▶ [Input data]

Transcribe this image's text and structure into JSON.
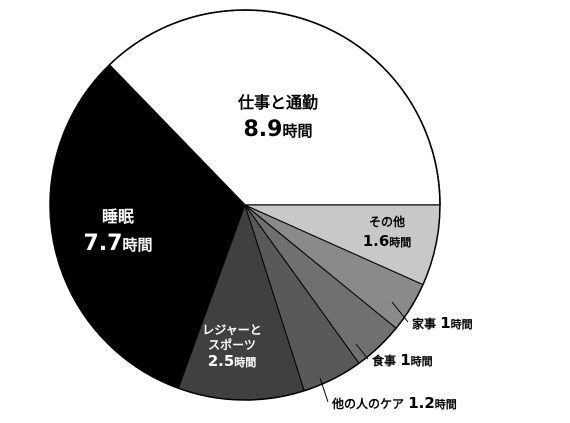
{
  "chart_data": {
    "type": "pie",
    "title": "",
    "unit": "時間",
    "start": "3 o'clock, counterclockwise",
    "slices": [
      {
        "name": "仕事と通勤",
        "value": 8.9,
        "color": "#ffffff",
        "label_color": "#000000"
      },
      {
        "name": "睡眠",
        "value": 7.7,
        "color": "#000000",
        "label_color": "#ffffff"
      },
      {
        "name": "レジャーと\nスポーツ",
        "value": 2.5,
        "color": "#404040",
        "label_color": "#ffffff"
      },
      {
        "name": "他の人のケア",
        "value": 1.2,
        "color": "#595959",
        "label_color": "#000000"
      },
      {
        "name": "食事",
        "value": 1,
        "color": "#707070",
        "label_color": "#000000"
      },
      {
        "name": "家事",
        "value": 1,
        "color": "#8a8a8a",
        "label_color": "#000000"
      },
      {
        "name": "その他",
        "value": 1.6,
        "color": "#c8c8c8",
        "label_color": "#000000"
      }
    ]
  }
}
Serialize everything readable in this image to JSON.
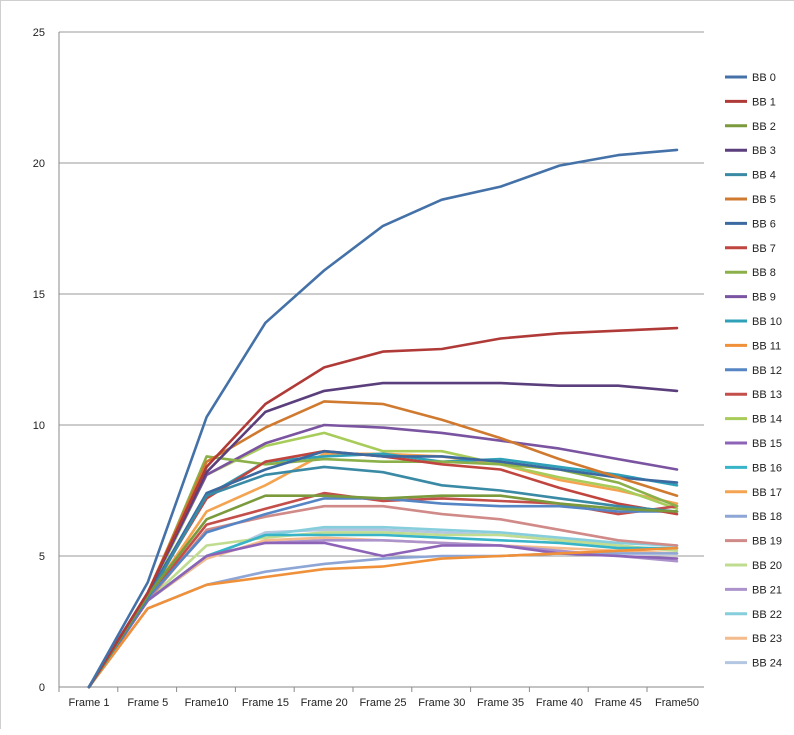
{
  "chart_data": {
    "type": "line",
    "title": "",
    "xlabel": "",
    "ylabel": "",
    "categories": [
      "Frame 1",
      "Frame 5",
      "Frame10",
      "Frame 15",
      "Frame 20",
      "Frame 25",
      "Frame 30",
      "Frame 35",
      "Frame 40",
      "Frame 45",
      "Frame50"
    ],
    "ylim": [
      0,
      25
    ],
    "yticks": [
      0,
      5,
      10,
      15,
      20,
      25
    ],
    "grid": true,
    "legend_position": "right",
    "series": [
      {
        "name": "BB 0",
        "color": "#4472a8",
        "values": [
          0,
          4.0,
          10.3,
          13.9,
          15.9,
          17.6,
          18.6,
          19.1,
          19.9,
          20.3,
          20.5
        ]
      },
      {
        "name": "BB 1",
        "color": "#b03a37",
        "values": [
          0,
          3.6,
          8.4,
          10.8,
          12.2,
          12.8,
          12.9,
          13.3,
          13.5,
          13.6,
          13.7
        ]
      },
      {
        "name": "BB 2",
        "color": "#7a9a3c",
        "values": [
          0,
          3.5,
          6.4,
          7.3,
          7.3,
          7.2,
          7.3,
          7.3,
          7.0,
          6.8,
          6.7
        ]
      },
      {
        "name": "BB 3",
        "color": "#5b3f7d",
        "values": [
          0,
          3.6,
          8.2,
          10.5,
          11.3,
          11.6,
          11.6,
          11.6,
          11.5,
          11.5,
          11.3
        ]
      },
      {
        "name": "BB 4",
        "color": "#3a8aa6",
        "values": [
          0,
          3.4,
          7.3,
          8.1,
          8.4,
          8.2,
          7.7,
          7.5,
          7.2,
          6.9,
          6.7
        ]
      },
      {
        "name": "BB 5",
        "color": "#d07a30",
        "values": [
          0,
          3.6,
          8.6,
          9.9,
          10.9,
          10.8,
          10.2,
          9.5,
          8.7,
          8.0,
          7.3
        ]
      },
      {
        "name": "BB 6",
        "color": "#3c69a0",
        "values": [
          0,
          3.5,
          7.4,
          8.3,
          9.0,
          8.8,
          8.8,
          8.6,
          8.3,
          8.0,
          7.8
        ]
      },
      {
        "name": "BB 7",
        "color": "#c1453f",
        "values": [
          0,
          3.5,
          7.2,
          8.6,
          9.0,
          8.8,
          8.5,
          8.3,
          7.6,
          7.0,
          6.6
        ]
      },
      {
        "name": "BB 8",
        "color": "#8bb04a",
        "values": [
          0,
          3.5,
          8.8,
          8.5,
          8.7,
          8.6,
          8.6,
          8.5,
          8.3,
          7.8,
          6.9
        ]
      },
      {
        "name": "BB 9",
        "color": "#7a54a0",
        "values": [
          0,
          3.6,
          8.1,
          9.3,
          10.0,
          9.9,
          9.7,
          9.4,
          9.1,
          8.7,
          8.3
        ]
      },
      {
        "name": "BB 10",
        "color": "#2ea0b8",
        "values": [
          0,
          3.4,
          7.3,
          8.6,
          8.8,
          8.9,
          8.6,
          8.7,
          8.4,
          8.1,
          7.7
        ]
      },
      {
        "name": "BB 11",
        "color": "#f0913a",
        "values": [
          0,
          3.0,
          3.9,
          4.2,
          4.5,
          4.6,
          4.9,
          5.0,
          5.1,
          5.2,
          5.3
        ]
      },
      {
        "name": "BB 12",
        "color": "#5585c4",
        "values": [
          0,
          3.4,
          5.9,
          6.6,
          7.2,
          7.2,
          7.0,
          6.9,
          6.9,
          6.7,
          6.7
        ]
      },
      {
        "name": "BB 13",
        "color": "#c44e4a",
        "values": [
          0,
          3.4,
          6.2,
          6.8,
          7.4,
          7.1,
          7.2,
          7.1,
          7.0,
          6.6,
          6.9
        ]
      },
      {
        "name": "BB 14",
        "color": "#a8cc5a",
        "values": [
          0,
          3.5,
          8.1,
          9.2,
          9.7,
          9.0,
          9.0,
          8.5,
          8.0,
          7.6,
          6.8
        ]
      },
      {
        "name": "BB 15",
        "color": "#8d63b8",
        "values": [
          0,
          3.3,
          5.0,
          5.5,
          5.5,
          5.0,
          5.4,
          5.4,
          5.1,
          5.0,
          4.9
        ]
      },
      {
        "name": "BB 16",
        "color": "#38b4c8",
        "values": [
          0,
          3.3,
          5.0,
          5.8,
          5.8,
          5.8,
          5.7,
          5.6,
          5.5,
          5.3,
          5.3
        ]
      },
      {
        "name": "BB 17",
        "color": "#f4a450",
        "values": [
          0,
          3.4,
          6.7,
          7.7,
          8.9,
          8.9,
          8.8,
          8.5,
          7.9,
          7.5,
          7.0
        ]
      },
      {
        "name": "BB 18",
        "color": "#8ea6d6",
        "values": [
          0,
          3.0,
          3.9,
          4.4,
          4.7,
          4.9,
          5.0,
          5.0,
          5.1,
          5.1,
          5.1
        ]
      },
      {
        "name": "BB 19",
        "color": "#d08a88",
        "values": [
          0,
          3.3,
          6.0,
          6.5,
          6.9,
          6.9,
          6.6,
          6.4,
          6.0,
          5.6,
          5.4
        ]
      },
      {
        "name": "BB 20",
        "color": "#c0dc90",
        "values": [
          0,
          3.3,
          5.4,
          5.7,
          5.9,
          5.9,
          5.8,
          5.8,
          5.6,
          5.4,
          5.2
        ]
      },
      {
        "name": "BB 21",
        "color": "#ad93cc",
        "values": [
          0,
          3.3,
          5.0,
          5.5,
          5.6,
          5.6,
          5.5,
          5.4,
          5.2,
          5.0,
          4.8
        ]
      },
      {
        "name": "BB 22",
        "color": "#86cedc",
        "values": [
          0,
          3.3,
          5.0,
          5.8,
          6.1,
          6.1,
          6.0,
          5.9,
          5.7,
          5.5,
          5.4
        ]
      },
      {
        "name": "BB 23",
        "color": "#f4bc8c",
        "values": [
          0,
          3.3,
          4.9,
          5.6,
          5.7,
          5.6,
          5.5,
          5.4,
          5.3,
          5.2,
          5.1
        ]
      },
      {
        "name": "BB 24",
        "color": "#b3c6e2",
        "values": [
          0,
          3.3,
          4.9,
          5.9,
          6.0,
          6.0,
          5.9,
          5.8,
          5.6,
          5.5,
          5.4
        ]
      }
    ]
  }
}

* * *

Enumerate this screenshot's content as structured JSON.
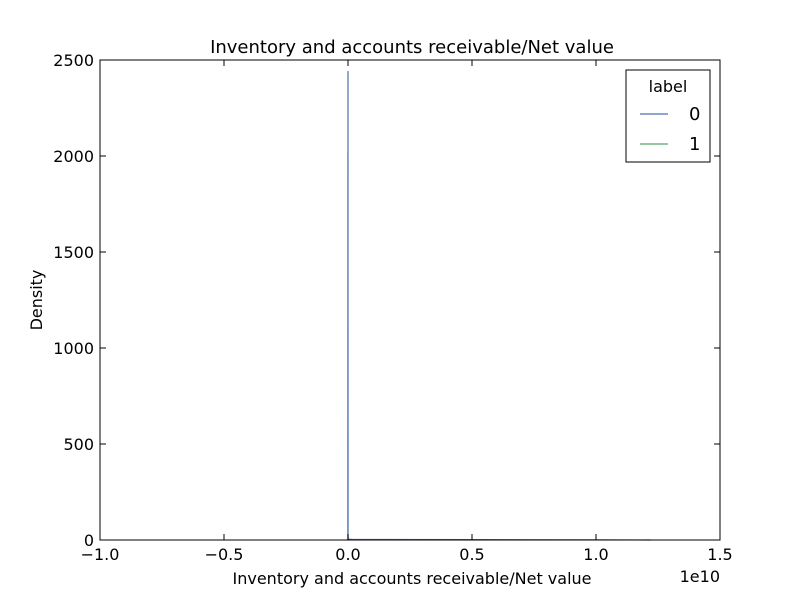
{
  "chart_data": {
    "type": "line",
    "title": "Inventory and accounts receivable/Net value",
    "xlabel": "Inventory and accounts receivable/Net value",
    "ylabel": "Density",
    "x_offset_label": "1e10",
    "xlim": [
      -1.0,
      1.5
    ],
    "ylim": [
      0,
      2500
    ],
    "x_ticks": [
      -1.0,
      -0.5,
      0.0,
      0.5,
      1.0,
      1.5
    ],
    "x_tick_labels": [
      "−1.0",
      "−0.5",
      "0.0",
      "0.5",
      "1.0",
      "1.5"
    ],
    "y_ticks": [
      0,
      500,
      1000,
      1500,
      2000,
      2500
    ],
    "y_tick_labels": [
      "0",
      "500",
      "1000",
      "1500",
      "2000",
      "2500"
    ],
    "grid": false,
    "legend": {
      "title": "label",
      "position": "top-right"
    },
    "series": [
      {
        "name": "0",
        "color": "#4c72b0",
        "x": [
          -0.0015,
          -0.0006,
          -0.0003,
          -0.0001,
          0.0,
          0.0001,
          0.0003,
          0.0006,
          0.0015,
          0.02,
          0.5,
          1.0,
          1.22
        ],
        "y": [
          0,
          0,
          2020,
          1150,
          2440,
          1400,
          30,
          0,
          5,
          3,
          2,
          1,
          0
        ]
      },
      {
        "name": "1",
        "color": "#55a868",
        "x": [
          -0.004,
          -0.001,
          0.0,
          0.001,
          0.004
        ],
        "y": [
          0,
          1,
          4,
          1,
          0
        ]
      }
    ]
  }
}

▶ [What is asked]
Read the data above and count the lines that include "xlabel". Answer only with the count.

▶ [Full response]
2